-- Begin Records for this task --

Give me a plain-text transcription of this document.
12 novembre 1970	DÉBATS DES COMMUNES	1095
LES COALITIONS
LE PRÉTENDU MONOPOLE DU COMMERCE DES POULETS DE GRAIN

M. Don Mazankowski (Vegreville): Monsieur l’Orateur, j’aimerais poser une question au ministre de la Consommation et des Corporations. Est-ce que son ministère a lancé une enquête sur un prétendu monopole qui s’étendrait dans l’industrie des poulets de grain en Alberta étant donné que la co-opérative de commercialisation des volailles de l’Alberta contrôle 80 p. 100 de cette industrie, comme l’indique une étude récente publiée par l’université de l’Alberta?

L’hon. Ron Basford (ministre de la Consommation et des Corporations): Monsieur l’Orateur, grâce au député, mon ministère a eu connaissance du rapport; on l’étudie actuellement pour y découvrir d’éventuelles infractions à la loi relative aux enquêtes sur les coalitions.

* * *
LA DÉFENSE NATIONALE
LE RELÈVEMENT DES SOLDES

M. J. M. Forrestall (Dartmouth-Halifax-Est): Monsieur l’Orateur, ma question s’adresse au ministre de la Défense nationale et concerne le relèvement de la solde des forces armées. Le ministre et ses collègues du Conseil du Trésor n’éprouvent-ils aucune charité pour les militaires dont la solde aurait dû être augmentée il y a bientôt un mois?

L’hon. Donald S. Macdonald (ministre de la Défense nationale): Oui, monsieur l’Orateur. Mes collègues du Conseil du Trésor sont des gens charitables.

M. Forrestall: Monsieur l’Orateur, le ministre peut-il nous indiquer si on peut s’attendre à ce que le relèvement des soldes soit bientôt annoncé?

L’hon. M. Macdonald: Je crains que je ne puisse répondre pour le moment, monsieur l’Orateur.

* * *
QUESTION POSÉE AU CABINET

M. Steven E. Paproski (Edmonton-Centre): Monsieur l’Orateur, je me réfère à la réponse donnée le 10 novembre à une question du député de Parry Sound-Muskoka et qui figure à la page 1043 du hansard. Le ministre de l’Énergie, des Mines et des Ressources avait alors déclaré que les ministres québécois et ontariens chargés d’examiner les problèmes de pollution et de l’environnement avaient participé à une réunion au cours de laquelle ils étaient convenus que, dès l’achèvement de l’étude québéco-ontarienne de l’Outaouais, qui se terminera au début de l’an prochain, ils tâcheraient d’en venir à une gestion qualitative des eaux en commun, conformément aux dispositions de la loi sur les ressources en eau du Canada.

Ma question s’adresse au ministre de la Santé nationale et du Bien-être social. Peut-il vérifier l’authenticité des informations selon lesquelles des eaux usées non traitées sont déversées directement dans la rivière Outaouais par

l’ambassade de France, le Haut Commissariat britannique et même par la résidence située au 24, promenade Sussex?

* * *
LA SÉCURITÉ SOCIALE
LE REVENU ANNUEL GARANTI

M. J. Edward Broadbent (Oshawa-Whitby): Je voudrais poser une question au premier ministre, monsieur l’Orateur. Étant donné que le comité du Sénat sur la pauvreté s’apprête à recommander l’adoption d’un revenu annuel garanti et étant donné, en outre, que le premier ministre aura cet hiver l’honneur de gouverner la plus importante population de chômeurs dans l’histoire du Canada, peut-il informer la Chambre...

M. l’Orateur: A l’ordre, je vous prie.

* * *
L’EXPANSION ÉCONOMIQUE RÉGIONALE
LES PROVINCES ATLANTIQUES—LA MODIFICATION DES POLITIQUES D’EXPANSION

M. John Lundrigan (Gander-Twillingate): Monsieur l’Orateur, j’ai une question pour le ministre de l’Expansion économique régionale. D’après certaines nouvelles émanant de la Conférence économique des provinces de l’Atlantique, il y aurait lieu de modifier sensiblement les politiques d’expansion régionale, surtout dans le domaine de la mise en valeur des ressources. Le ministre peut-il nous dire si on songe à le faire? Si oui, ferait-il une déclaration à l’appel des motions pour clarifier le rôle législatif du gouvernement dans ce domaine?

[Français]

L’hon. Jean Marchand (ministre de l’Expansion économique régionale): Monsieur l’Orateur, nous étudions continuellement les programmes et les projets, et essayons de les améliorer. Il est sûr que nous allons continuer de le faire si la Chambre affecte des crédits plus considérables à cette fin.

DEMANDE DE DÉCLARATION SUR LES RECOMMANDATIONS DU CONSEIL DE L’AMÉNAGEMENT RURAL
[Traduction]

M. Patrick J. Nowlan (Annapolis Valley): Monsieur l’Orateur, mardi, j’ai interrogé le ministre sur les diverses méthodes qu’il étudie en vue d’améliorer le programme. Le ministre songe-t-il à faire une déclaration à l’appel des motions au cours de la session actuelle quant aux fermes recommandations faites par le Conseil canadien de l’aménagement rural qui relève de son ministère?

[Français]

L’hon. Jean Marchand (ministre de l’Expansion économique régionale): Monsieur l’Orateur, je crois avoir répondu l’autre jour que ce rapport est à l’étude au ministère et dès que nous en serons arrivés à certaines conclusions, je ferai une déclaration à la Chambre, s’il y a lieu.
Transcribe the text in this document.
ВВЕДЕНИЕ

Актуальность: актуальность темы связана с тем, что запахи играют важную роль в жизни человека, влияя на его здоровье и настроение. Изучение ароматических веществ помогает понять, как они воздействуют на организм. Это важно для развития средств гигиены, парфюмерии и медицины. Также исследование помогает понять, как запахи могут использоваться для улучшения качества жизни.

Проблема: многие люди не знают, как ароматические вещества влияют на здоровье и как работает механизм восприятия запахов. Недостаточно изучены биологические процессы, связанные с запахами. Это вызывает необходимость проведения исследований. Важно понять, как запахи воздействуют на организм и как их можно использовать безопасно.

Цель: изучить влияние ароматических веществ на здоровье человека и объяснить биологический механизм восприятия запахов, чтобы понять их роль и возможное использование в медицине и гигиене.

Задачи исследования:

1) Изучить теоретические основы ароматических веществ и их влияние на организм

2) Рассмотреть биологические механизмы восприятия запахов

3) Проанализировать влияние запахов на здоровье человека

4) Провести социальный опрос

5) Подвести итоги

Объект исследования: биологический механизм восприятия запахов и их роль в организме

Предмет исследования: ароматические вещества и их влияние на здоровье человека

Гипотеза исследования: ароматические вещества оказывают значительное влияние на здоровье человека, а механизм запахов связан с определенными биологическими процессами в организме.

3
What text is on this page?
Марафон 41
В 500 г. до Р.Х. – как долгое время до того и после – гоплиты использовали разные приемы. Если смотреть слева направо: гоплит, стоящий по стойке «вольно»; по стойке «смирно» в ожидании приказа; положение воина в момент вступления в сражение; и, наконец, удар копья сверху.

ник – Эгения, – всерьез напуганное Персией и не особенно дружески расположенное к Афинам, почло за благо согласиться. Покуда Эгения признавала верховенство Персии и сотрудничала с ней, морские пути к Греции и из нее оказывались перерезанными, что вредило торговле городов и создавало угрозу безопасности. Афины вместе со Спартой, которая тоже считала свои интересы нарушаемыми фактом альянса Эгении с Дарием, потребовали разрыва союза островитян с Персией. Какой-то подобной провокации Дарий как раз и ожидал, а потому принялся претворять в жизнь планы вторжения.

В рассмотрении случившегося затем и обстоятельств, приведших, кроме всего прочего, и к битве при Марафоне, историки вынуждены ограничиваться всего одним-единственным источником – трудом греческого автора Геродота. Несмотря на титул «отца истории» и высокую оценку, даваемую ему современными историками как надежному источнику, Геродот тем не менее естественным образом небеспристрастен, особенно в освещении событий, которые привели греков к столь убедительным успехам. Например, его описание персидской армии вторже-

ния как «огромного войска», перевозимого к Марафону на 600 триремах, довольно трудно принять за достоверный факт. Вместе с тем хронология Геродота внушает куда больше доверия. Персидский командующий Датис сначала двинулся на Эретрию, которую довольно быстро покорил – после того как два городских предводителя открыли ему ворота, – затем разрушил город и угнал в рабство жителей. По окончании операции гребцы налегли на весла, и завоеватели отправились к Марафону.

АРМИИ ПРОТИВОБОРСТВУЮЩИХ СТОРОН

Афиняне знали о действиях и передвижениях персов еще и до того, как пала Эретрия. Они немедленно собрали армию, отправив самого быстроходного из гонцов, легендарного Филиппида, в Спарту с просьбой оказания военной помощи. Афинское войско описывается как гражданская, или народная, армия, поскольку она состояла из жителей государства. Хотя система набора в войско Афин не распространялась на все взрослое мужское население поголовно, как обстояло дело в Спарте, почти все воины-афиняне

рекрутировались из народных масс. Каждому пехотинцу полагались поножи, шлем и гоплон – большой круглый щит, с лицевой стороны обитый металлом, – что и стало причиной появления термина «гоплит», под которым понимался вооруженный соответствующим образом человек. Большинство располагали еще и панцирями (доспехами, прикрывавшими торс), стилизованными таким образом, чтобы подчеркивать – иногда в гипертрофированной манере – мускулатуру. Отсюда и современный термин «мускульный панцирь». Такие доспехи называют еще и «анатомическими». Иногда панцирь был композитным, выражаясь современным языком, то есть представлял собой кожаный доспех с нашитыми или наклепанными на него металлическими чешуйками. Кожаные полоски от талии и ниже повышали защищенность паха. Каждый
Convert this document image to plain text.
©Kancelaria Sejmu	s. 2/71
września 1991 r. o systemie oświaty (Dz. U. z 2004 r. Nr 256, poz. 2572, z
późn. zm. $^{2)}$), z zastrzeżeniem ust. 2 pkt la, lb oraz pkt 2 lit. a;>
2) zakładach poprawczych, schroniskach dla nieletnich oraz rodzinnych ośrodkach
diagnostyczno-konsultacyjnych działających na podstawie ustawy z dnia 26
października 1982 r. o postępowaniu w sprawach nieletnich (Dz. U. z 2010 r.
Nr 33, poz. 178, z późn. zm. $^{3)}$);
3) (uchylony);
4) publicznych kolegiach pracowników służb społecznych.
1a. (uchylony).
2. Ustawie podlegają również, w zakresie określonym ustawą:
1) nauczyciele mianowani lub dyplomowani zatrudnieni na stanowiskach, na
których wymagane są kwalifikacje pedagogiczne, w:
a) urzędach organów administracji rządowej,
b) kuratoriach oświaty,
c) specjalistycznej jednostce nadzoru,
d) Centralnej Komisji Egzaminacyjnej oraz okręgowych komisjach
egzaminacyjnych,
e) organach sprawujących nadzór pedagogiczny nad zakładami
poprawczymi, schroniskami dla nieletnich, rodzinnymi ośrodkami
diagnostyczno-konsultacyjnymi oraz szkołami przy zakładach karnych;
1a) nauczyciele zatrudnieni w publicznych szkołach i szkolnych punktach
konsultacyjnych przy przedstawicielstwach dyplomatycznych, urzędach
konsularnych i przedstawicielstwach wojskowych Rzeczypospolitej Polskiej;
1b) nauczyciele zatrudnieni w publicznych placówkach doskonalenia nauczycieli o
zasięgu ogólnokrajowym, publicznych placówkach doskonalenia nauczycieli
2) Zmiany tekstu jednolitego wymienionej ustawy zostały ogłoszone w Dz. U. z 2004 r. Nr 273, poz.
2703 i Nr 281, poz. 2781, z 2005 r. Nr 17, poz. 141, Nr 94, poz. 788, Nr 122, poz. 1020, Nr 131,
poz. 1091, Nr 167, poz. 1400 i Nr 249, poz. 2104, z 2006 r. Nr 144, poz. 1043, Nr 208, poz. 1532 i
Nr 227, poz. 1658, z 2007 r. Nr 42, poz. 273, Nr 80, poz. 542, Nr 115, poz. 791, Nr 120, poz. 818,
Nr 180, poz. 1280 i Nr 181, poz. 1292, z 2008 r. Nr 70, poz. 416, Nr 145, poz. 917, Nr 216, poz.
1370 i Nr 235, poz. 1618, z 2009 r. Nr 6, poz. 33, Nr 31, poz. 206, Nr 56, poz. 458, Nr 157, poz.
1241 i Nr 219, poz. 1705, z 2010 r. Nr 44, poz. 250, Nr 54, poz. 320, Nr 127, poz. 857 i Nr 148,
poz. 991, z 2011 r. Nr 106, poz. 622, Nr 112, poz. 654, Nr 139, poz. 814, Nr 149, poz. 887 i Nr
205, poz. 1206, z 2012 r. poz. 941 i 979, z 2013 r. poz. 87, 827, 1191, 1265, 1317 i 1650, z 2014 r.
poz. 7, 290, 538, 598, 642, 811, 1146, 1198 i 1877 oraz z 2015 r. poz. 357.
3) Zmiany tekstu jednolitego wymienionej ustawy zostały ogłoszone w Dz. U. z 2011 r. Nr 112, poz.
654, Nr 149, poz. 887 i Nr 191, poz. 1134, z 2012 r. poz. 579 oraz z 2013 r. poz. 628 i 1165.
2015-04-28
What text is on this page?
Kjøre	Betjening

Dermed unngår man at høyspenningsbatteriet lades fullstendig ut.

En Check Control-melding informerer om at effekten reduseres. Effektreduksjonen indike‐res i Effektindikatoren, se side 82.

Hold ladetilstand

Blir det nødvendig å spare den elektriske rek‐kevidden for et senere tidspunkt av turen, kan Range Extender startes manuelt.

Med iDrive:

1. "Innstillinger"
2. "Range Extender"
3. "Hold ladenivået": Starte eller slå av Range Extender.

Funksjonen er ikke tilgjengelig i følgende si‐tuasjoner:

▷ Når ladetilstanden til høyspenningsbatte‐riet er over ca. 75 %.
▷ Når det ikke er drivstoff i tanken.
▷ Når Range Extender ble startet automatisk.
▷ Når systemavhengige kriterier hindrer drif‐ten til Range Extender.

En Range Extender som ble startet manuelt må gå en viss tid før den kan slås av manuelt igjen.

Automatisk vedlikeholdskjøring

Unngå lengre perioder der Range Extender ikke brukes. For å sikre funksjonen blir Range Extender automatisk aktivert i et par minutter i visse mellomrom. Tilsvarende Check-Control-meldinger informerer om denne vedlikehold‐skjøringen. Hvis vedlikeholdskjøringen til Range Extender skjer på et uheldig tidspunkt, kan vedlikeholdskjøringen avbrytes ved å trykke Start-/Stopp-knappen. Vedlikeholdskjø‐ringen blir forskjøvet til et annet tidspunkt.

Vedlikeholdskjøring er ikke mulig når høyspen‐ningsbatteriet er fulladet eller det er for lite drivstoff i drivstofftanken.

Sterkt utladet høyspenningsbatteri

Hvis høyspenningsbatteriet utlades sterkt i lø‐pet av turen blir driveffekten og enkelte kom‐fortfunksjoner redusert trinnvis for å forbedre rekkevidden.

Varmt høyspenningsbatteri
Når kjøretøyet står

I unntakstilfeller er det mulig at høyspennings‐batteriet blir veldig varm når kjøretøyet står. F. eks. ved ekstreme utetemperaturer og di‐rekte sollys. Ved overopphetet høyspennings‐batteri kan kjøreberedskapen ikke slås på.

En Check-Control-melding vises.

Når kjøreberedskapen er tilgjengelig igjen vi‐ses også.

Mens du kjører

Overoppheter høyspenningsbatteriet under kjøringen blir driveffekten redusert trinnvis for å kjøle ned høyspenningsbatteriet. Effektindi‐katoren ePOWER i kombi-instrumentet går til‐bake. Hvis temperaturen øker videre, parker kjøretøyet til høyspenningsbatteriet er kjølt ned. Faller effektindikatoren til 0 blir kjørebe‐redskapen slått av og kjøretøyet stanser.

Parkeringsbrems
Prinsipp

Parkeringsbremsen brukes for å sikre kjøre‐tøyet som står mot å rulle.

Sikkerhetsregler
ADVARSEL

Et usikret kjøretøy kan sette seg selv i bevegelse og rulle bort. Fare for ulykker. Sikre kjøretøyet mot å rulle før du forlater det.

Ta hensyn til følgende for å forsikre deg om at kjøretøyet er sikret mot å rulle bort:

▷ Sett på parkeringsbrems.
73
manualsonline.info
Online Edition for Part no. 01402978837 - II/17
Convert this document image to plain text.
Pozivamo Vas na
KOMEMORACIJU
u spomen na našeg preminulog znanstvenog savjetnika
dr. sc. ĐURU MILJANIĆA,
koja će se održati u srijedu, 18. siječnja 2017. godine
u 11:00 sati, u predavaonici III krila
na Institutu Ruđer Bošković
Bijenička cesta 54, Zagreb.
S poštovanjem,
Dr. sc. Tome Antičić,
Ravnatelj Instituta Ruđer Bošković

-- End Records for this task --

The task: Find the word "Check" in the entries above and gather every line that holds it.

The result:
En Check Control-melding informerer om at effekten reduseres. Effektreduksjonen indike‐res i Effektindikatoren, se side 82.
Unngå lengre perioder der Range Extender ikke brukes. For å sikre funksjonen blir Range Extender automatisk aktivert i et par minutter i visse mellomrom. Tilsvarende Check-Control-meldinger informerer om denne vedlikehold‐skjøringen. Hvis vedlikeholdskjøringen til Range Extender skjer på et uheldig tidspunkt, kan vedlikeholdskjøringen avbrytes ved å trykke Start-/Stopp-knappen. Vedlikeholdskjø‐ringen blir forskjøvet til et annet tidspunkt.
En Check-Control-melding vises.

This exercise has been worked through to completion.